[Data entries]

[Begin]

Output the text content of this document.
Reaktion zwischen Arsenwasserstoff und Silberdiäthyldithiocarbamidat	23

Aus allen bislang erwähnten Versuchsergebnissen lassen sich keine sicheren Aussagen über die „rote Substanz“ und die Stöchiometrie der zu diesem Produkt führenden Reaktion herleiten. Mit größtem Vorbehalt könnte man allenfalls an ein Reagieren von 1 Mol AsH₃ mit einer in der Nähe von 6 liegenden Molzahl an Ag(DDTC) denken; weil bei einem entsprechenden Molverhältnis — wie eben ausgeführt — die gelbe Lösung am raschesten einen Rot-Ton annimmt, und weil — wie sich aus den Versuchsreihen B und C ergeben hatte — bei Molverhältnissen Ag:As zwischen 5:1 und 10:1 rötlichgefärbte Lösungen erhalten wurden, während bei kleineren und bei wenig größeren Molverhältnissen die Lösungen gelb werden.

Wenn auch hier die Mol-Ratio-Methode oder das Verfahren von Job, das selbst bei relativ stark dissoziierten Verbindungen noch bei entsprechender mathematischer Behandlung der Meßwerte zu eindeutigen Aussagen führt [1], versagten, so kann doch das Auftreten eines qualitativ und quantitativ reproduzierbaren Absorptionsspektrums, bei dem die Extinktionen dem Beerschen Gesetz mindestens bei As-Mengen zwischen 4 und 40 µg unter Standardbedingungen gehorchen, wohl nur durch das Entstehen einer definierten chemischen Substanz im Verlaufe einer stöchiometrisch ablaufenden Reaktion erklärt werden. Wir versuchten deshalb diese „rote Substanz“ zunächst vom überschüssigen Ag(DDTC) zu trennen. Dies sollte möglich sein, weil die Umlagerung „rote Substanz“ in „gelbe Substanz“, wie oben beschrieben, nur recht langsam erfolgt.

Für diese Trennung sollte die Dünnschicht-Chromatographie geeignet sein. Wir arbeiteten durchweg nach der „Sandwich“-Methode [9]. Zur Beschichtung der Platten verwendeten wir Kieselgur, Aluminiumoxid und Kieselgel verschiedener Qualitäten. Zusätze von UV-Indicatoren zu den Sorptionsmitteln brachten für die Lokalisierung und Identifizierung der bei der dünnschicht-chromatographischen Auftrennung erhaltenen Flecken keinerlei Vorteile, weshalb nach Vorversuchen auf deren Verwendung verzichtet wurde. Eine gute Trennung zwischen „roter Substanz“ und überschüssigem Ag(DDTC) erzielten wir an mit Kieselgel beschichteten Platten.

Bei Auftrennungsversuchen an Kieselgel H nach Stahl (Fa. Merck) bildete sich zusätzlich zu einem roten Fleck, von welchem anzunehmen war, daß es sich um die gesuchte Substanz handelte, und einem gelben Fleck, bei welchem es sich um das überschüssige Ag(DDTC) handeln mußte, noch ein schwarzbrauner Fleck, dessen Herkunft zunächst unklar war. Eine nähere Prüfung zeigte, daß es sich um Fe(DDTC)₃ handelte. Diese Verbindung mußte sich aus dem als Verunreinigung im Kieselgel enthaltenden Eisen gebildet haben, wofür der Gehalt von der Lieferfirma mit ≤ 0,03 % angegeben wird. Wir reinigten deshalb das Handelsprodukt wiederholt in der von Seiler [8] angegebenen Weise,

[End]

To be done: Each line of the listing above should be output exactly.

Solution below:
Output the text content of this document.
Reaktion zwischen Arsenwasserstoff und Silberdiäthyldithiocarbamidat	23

Aus allen bislang erwähnten Versuchsergebnissen lassen sich keine sicheren Aussagen über die „rote Substanz“ und die Stöchiometrie der zu diesem Produkt führenden Reaktion herleiten. Mit größtem Vorbehalt könnte man allenfalls an ein Reagieren von 1 Mol AsH₃ mit einer in der Nähe von 6 liegenden Molzahl an Ag(DDTC) denken; weil bei einem entsprechenden Molverhältnis — wie eben ausgeführt — die gelbe Lösung am raschesten einen Rot-Ton annimmt, und weil — wie sich aus den Versuchsreihen B und C ergeben hatte — bei Molverhältnissen Ag:As zwischen 5:1 und 10:1 rötlichgefärbte Lösungen erhalten wurden, während bei kleineren und bei wenig größeren Molverhältnissen die Lösungen gelb werden.

Wenn auch hier die Mol-Ratio-Methode oder das Verfahren von Job, das selbst bei relativ stark dissoziierten Verbindungen noch bei entsprechender mathematischer Behandlung der Meßwerte zu eindeutigen Aussagen führt [1], versagten, so kann doch das Auftreten eines qualitativ und quantitativ reproduzierbaren Absorptionsspektrums, bei dem die Extinktionen dem Beerschen Gesetz mindestens bei As-Mengen zwischen 4 und 40 µg unter Standardbedingungen gehorchen, wohl nur durch das Entstehen einer definierten chemischen Substanz im Verlaufe einer stöchiometrisch ablaufenden Reaktion erklärt werden. Wir versuchten deshalb diese „rote Substanz“ zunächst vom überschüssigen Ag(DDTC) zu trennen. Dies sollte möglich sein, weil die Umlagerung „rote Substanz“ in „gelbe Substanz“, wie oben beschrieben, nur recht langsam erfolgt.

Für diese Trennung sollte die Dünnschicht-Chromatographie geeignet sein. Wir arbeiteten durchweg nach der „Sandwich“-Methode [9]. Zur Beschichtung der Platten verwendeten wir Kieselgur, Aluminiumoxid und Kieselgel verschiedener Qualitäten. Zusätze von UV-Indicatoren zu den Sorptionsmitteln brachten für die Lokalisierung und Identifizierung der bei der dünnschicht-chromatographischen Auftrennung erhaltenen Flecken keinerlei Vorteile, weshalb nach Vorversuchen auf deren Verwendung verzichtet wurde. Eine gute Trennung zwischen „roter Substanz“ und überschüssigem Ag(DDTC) erzielten wir an mit Kieselgel beschichteten Platten.

Bei Auftrennungsversuchen an Kieselgel H nach Stahl (Fa. Merck) bildete sich zusätzlich zu einem roten Fleck, von welchem anzunehmen war, daß es sich um die gesuchte Substanz handelte, und einem gelben Fleck, bei welchem es sich um das überschüssige Ag(DDTC) handeln mußte, noch ein schwarzbrauner Fleck, dessen Herkunft zunächst unklar war. Eine nähere Prüfung zeigte, daß es sich um Fe(DDTC)₃ handelte. Diese Verbindung mußte sich aus dem als Verunreinigung im Kieselgel enthaltenden Eisen gebildet haben, wofür der Gehalt von der Lieferfirma mit ≤ 0,03 % angegeben wird. Wir reinigten deshalb das Handelsprodukt wiederholt in der von Seiler [8] angegebenen Weise,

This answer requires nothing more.